### Written request
Copy every line with the string "Construction" in it.

━━━━━━━━━━━━━━━━

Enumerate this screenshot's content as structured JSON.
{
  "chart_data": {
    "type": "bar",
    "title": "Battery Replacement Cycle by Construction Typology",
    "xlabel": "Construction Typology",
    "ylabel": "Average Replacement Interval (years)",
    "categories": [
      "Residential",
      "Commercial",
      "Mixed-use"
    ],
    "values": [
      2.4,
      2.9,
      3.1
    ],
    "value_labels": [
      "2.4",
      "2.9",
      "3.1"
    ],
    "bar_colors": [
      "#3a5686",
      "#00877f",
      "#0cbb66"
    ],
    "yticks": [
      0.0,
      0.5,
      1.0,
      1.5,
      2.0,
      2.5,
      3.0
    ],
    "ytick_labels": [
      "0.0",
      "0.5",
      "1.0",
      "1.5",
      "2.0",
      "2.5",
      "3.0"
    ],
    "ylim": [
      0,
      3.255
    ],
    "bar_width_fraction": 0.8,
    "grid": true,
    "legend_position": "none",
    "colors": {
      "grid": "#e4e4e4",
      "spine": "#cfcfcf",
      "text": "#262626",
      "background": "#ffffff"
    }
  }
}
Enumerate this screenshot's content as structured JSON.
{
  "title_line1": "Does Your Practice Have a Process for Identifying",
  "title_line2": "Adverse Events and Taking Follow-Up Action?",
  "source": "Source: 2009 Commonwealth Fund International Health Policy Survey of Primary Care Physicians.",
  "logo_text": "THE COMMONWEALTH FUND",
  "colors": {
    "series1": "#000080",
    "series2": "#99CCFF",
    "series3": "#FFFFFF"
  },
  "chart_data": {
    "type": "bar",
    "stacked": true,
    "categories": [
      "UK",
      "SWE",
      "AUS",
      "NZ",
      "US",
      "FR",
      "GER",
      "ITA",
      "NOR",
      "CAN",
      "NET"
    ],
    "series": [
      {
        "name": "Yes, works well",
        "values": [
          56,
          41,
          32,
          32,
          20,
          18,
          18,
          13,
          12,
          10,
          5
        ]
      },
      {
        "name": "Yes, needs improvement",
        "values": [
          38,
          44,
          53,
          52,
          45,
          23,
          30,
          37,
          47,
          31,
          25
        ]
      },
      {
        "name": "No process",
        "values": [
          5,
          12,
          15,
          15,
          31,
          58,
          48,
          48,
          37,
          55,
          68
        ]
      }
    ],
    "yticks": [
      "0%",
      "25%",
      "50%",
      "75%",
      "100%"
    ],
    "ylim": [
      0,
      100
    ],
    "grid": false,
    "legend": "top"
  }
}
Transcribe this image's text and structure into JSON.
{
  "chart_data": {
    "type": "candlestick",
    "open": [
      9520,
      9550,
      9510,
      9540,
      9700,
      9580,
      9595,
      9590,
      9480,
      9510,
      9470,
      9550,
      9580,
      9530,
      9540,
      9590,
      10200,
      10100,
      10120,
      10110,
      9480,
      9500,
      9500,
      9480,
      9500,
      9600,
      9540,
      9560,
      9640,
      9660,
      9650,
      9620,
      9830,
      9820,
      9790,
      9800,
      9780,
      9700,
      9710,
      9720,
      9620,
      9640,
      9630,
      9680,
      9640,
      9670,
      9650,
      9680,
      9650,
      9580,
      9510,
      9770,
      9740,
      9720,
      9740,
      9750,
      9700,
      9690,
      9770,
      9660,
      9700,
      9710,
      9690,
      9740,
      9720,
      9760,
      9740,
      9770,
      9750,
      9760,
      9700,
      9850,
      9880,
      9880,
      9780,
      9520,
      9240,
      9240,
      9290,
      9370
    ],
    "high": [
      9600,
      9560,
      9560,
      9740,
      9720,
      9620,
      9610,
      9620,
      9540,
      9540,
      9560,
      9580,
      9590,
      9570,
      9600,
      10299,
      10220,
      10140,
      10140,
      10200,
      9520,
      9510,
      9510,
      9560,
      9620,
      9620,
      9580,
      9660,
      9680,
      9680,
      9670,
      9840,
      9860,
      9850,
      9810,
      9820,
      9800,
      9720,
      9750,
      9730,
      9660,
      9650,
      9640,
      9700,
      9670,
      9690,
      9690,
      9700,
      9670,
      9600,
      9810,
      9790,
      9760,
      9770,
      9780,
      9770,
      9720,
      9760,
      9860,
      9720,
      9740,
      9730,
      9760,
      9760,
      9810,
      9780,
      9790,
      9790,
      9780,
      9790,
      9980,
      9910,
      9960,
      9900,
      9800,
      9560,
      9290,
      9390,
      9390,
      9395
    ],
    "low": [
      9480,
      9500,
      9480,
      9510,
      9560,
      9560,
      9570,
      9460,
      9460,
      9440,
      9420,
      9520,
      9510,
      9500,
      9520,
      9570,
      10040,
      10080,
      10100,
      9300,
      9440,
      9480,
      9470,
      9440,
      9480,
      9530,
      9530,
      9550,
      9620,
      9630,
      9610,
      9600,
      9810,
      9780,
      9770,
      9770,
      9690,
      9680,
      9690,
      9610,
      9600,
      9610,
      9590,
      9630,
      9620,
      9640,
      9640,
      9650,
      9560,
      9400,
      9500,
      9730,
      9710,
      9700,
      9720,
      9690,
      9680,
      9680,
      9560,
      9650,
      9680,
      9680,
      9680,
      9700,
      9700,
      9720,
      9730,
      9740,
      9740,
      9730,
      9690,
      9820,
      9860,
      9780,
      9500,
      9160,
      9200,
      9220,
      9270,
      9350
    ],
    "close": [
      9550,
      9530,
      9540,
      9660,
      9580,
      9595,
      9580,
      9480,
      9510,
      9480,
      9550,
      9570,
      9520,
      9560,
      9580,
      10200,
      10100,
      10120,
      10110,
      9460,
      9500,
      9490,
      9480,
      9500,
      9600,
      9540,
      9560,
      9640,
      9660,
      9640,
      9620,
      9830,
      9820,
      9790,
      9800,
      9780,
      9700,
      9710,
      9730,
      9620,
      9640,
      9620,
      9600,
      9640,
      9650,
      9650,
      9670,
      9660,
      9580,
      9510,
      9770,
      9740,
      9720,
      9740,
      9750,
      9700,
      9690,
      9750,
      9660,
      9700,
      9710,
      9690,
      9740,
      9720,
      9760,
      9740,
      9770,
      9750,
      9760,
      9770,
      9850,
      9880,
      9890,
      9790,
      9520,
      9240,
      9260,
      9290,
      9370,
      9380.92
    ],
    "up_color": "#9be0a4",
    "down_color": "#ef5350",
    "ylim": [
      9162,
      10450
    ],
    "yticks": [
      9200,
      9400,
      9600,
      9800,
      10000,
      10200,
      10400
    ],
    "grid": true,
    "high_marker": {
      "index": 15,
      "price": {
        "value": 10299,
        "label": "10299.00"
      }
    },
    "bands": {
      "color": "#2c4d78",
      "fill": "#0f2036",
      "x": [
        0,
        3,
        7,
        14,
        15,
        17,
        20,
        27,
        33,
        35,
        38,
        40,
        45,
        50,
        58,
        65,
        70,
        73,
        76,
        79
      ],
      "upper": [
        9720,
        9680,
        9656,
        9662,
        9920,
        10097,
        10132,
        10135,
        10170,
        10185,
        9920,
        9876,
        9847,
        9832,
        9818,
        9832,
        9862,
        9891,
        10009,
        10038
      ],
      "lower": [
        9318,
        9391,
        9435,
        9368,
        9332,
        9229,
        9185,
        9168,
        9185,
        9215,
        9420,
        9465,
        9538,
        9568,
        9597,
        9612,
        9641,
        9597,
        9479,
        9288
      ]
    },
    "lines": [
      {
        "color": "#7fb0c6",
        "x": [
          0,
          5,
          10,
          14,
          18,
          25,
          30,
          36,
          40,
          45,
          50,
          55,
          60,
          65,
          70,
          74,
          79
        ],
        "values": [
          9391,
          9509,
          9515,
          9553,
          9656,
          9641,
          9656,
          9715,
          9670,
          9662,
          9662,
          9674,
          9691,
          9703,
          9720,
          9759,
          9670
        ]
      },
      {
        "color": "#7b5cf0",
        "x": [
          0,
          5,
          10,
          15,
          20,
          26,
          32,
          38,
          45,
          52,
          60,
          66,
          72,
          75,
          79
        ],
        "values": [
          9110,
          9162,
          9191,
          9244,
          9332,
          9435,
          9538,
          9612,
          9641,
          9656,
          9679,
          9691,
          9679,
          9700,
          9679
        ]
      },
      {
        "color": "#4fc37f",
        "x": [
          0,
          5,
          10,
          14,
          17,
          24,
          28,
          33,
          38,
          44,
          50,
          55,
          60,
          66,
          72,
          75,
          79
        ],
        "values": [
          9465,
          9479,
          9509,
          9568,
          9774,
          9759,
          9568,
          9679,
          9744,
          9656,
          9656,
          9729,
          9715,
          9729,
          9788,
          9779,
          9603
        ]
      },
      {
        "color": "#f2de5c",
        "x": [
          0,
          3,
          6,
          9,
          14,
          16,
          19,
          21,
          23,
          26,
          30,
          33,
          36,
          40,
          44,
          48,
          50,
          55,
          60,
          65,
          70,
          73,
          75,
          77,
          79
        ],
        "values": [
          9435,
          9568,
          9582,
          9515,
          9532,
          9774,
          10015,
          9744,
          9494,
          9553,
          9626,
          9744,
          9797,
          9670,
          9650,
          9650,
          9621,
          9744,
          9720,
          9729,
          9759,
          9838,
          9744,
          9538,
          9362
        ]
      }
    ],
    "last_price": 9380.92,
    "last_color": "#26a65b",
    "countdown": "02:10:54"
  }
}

━━━━━━━━━━━━━━━━

### Expected answer
    "title": "Battery Replacement Cycle by Construction Typology",
    "xlabel": "Construction Typology",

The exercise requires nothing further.